◆ STATED GOAL ◆
Copy every record word for word.

======== AVAILABLE RECORDS ========

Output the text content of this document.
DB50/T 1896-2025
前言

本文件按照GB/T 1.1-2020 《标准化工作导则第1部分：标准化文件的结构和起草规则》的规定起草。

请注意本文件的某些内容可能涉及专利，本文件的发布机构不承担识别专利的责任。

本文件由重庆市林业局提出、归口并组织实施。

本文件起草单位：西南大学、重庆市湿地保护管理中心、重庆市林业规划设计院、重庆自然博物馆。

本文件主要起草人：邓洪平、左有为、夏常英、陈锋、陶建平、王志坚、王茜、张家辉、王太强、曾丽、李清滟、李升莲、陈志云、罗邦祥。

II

========

◆ WRITTEN ANSWER ◆
Output the text content of this document.
DB50/T 1896-2025
前言

本文件按照GB/T 1.1-2020 《标准化工作导则第1部分：标准化文件的结构和起草规则》的规定起草。

请注意本文件的某些内容可能涉及专利，本文件的发布机构不承担识别专利的责任。

本文件由重庆市林业局提出、归口并组织实施。

本文件起草单位：西南大学、重庆市湿地保护管理中心、重庆市林业规划设计院、重庆自然博物馆。

本文件主要起草人：邓洪平、左有为、夏常英、陈锋、陶建平、王志坚、王茜、张家辉、王太强、曾丽、李清滟、李升莲、陈志云、罗邦祥。

II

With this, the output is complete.